## INSTRUCTIONS TO FOLLOW:
Take the data that follows and retype it word for word.

======== EXTRACTED INFORMATION

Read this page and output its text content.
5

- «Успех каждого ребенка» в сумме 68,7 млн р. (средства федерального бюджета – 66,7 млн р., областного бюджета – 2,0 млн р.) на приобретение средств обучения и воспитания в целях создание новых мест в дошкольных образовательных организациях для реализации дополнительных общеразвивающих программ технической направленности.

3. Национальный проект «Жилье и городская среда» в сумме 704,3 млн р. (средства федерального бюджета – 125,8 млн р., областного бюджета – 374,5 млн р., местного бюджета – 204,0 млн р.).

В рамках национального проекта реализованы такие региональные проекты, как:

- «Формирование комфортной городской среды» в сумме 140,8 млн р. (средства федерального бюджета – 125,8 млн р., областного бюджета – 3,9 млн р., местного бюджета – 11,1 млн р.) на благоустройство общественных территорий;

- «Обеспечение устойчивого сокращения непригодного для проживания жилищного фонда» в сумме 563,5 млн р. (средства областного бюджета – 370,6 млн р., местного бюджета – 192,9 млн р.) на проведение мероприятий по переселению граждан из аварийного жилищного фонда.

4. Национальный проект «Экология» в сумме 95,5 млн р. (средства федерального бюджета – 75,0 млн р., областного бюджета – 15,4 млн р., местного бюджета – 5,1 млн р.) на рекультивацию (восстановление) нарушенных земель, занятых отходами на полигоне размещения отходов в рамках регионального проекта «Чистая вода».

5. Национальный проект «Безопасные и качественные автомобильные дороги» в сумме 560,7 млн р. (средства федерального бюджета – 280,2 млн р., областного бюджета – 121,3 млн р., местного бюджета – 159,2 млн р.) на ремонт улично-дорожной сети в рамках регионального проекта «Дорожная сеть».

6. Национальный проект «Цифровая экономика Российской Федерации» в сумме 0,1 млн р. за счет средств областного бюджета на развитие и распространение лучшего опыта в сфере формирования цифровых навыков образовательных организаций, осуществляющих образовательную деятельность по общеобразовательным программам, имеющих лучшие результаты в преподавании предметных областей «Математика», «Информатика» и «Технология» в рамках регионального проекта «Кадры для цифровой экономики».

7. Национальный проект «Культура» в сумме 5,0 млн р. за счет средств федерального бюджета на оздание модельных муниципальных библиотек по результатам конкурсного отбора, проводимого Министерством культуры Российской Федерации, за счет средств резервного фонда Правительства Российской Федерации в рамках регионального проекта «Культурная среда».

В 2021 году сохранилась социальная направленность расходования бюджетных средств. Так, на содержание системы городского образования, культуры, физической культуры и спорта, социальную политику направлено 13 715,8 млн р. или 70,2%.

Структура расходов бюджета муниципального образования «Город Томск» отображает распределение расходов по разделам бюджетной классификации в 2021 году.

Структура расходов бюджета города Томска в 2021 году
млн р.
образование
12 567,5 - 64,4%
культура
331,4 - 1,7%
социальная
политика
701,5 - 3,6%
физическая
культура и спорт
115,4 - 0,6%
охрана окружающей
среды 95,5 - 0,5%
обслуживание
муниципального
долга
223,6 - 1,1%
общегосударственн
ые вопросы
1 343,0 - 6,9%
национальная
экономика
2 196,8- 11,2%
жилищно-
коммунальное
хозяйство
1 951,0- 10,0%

================

## EXERCISE OUTPUT:
Read this page and output its text content.
5

- «Успех каждого ребенка» в сумме 68,7 млн р. (средства федерального бюджета – 66,7 млн р., областного бюджета – 2,0 млн р.) на приобретение средств обучения и воспитания в целях создание новых мест в дошкольных образовательных организациях для реализации дополнительных общеразвивающих программ технической направленности.

3. Национальный проект «Жилье и городская среда» в сумме 704,3 млн р. (средства федерального бюджета – 125,8 млн р., областного бюджета – 374,5 млн р., местного бюджета – 204,0 млн р.).

В рамках национального проекта реализованы такие региональные проекты, как:

- «Формирование комфортной городской среды» в сумме 140,8 млн р. (средства федерального бюджета – 125,8 млн р., областного бюджета – 3,9 млн р., местного бюджета – 11,1 млн р.) на благоустройство общественных территорий;

- «Обеспечение устойчивого сокращения непригодного для проживания жилищного фонда» в сумме 563,5 млн р. (средства областного бюджета – 370,6 млн р., местного бюджета – 192,9 млн р.) на проведение мероприятий по переселению граждан из аварийного жилищного фонда.

4. Национальный проект «Экология» в сумме 95,5 млн р. (средства федерального бюджета – 75,0 млн р., областного бюджета – 15,4 млн р., местного бюджета – 5,1 млн р.) на рекультивацию (восстановление) нарушенных земель, занятых отходами на полигоне размещения отходов в рамках регионального проекта «Чистая вода».

5. Национальный проект «Безопасные и качественные автомобильные дороги» в сумме 560,7 млн р. (средства федерального бюджета – 280,2 млн р., областного бюджета – 121,3 млн р., местного бюджета – 159,2 млн р.) на ремонт улично-дорожной сети в рамках регионального проекта «Дорожная сеть».

6. Национальный проект «Цифровая экономика Российской Федерации» в сумме 0,1 млн р. за счет средств областного бюджета на развитие и распространение лучшего опыта в сфере формирования цифровых навыков образовательных организаций, осуществляющих образовательную деятельность по общеобразовательным программам, имеющих лучшие результаты в преподавании предметных областей «Математика», «Информатика» и «Технология» в рамках регионального проекта «Кадры для цифровой экономики».

7. Национальный проект «Культура» в сумме 5,0 млн р. за счет средств федерального бюджета на оздание модельных муниципальных библиотек по результатам конкурсного отбора, проводимого Министерством культуры Российской Федерации, за счет средств резервного фонда Правительства Российской Федерации в рамках регионального проекта «Культурная среда».

В 2021 году сохранилась социальная направленность расходования бюджетных средств. Так, на содержание системы городского образования, культуры, физической культуры и спорта, социальную политику направлено 13 715,8 млн р. или 70,2%.

Структура расходов бюджета муниципального образования «Город Томск» отображает распределение расходов по разделам бюджетной классификации в 2021 году.

Структура расходов бюджета города Томска в 2021 году
млн р.
образование
12 567,5 - 64,4%
культура
331,4 - 1,7%
социальная
политика
701,5 - 3,6%
физическая
культура и спорт
115,4 - 0,6%
охрана окружающей
среды 95,5 - 0,5%
обслуживание
муниципального
долга
223,6 - 1,1%
общегосударственн
ые вопросы
1 343,0 - 6,9%
национальная
экономика
2 196,8- 11,2%
жилищно-
коммунальное
хозяйство
1 951,0- 10,0%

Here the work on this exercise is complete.